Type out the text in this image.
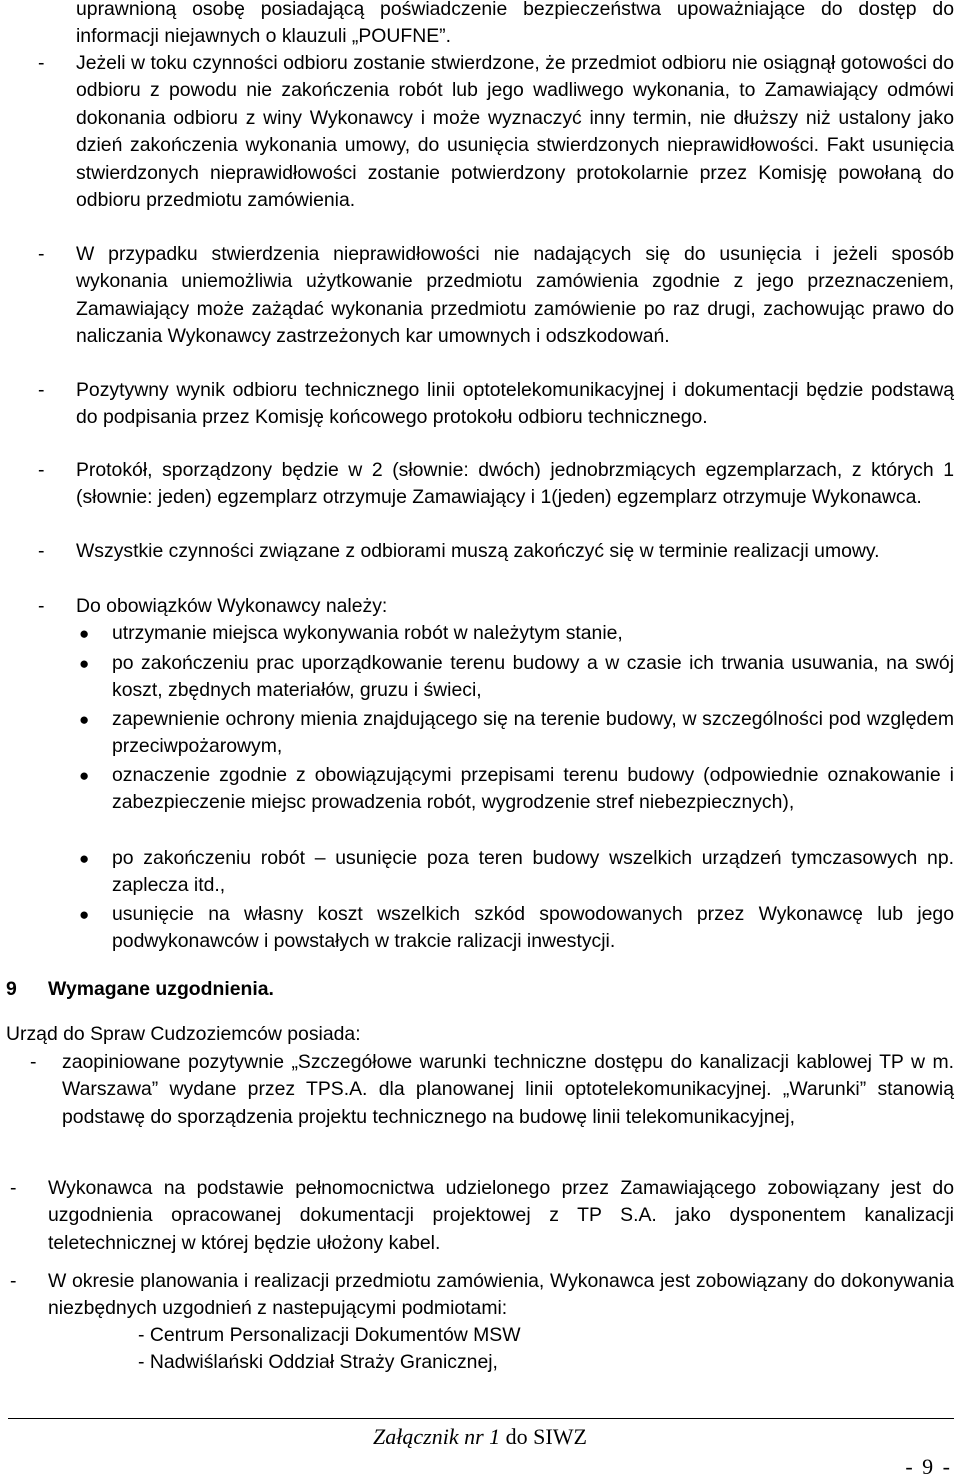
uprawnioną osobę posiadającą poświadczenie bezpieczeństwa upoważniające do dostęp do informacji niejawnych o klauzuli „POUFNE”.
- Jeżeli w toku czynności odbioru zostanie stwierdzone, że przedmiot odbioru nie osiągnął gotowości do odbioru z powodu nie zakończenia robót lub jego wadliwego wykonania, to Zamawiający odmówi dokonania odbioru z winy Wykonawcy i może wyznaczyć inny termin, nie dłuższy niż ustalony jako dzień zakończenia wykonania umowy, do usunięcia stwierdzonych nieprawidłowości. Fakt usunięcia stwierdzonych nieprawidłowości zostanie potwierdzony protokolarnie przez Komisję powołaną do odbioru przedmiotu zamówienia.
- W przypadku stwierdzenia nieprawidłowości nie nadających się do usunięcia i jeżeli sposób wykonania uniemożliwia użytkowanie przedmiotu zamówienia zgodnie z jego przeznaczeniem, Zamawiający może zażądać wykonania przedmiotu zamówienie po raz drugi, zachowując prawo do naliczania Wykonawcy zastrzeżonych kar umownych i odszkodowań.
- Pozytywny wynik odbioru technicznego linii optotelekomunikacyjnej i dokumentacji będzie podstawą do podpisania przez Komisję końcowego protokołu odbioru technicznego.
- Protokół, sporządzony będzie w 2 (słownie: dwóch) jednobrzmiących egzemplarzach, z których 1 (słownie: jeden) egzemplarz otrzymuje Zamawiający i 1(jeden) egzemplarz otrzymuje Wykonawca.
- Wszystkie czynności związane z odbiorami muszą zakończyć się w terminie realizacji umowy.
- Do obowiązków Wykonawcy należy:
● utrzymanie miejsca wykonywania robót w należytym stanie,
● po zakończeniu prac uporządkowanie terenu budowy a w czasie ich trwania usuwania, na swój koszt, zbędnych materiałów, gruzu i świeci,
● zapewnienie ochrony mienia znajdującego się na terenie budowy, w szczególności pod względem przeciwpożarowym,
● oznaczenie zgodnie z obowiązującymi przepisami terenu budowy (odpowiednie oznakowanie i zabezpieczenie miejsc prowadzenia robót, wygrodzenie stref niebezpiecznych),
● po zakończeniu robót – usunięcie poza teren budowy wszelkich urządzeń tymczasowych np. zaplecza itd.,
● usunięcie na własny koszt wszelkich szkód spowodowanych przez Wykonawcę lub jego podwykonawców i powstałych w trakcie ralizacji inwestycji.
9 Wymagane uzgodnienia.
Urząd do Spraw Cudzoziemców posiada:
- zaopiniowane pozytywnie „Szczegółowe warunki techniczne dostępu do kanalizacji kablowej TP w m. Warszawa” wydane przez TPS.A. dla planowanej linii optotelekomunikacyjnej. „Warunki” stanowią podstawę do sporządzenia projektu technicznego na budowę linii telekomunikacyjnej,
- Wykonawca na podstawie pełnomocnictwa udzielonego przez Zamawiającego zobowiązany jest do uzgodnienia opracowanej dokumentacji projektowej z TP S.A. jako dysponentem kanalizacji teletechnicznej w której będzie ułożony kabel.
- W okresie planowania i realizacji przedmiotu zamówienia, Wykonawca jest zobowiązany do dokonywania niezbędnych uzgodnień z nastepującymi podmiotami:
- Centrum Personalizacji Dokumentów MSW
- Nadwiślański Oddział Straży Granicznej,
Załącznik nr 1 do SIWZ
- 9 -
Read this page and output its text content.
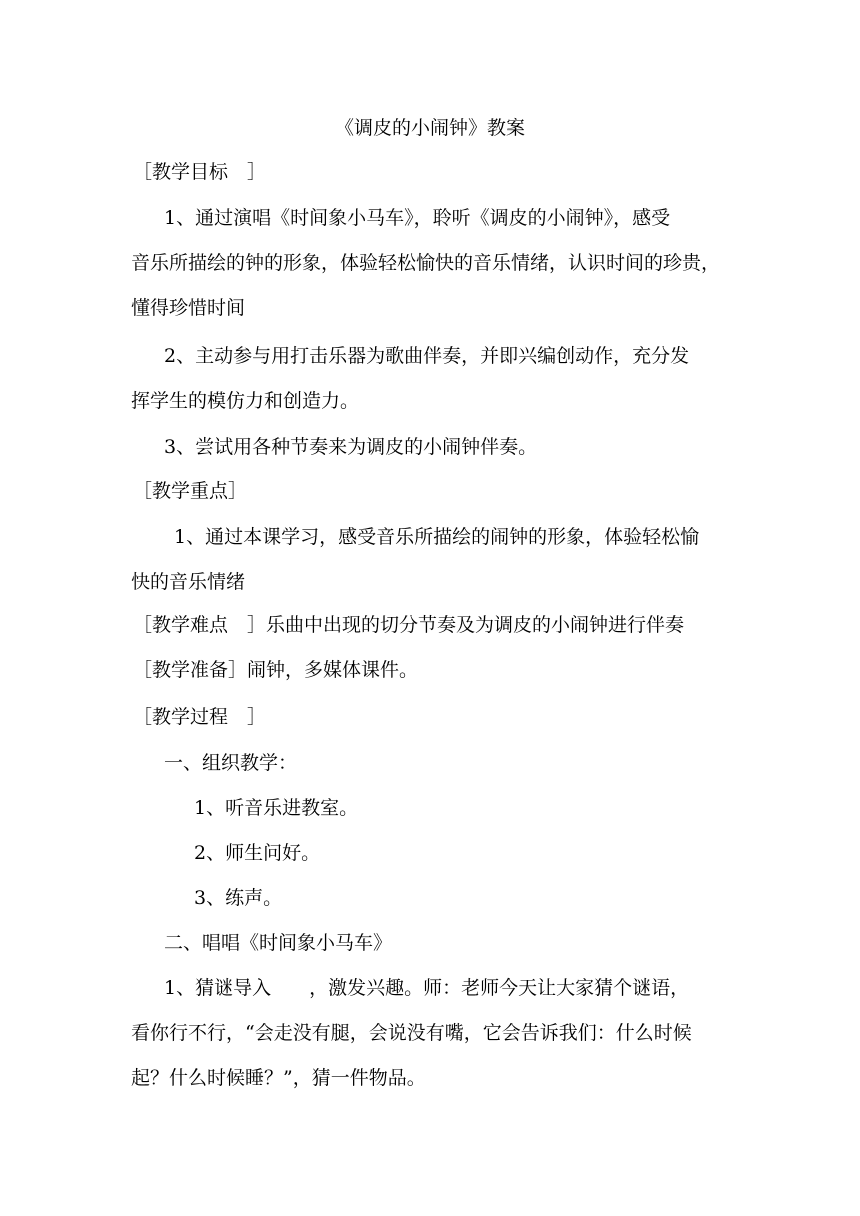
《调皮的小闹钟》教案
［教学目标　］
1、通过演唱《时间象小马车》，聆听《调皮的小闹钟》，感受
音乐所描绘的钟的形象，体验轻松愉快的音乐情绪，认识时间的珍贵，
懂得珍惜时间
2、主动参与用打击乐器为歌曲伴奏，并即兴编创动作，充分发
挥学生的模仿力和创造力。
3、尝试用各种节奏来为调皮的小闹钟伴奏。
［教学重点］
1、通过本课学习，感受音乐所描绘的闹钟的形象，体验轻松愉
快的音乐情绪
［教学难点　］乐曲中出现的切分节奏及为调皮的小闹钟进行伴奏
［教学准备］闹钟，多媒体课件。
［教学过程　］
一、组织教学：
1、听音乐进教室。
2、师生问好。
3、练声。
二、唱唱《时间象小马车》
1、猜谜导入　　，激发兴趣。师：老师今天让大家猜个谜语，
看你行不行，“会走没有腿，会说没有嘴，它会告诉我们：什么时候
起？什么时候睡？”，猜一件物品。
◆ ◆ ◆
_TASK STATEMENT_
Write out the entries above verbatim; the pictures do not belong in your copy.

_COMPLETED EXERCISE_
Type out the text in this image.
uprawnioną osobę posiadającą poświadczenie bezpieczeństwa upoważniające do dostęp do informacji niejawnych o klauzuli „POUFNE”.
- Jeżeli w toku czynności odbioru zostanie stwierdzone, że przedmiot odbioru nie osiągnął gotowości do odbioru z powodu nie zakończenia robót lub jego wadliwego wykonania, to Zamawiający odmówi dokonania odbioru z winy Wykonawcy i może wyznaczyć inny termin, nie dłuższy niż ustalony jako dzień zakończenia wykonania umowy, do usunięcia stwierdzonych nieprawidłowości. Fakt usunięcia stwierdzonych nieprawidłowości zostanie potwierdzony protokolarnie przez Komisję powołaną do odbioru przedmiotu zamówienia.
- W przypadku stwierdzenia nieprawidłowości nie nadających się do usunięcia i jeżeli sposób wykonania uniemożliwia użytkowanie przedmiotu zamówienia zgodnie z jego przeznaczeniem, Zamawiający może zażądać wykonania przedmiotu zamówienie po raz drugi, zachowując prawo do naliczania Wykonawcy zastrzeżonych kar umownych i odszkodowań.
- Pozytywny wynik odbioru technicznego linii optotelekomunikacyjnej i dokumentacji będzie podstawą do podpisania przez Komisję końcowego protokołu odbioru technicznego.
- Protokół, sporządzony będzie w 2 (słownie: dwóch) jednobrzmiących egzemplarzach, z których 1 (słownie: jeden) egzemplarz otrzymuje Zamawiający i 1(jeden) egzemplarz otrzymuje Wykonawca.
- Wszystkie czynności związane z odbiorami muszą zakończyć się w terminie realizacji umowy.
- Do obowiązków Wykonawcy należy:
● utrzymanie miejsca wykonywania robót w należytym stanie,
● po zakończeniu prac uporządkowanie terenu budowy a w czasie ich trwania usuwania, na swój koszt, zbędnych materiałów, gruzu i świeci,
● zapewnienie ochrony mienia znajdującego się na terenie budowy, w szczególności pod względem przeciwpożarowym,
● oznaczenie zgodnie z obowiązującymi przepisami terenu budowy (odpowiednie oznakowanie i zabezpieczenie miejsc prowadzenia robót, wygrodzenie stref niebezpiecznych),
● po zakończeniu robót – usunięcie poza teren budowy wszelkich urządzeń tymczasowych np. zaplecza itd.,
● usunięcie na własny koszt wszelkich szkód spowodowanych przez Wykonawcę lub jego podwykonawców i powstałych w trakcie ralizacji inwestycji.
9 Wymagane uzgodnienia.
Urząd do Spraw Cudzoziemców posiada:
- zaopiniowane pozytywnie „Szczegółowe warunki techniczne dostępu do kanalizacji kablowej TP w m. Warszawa” wydane przez TPS.A. dla planowanej linii optotelekomunikacyjnej. „Warunki” stanowią podstawę do sporządzenia projektu technicznego na budowę linii telekomunikacyjnej,
- Wykonawca na podstawie pełnomocnictwa udzielonego przez Zamawiającego zobowiązany jest do uzgodnienia opracowanej dokumentacji projektowej z TP S.A. jako dysponentem kanalizacji teletechnicznej w której będzie ułożony kabel.
- W okresie planowania i realizacji przedmiotu zamówienia, Wykonawca jest zobowiązany do dokonywania niezbędnych uzgodnień z nastepującymi podmiotami:
- Centrum Personalizacji Dokumentów MSW
- Nadwiślański Oddział Straży Granicznej,
Załącznik nr 1 do SIWZ
- 9 -
Read this page and output its text content.
《调皮的小闹钟》教案
［教学目标　］
1、通过演唱《时间象小马车》，聆听《调皮的小闹钟》，感受
音乐所描绘的钟的形象，体验轻松愉快的音乐情绪，认识时间的珍贵，
懂得珍惜时间
2、主动参与用打击乐器为歌曲伴奏，并即兴编创动作，充分发
挥学生的模仿力和创造力。
3、尝试用各种节奏来为调皮的小闹钟伴奏。
［教学重点］
1、通过本课学习，感受音乐所描绘的闹钟的形象，体验轻松愉
快的音乐情绪
［教学难点　］乐曲中出现的切分节奏及为调皮的小闹钟进行伴奏
［教学准备］闹钟，多媒体课件。
［教学过程　］
一、组织教学：
1、听音乐进教室。
2、师生问好。
3、练声。
二、唱唱《时间象小马车》
1、猜谜导入　　，激发兴趣。师：老师今天让大家猜个谜语，
看你行不行，“会走没有腿，会说没有嘴，它会告诉我们：什么时候
起？什么时候睡？”，猜一件物品。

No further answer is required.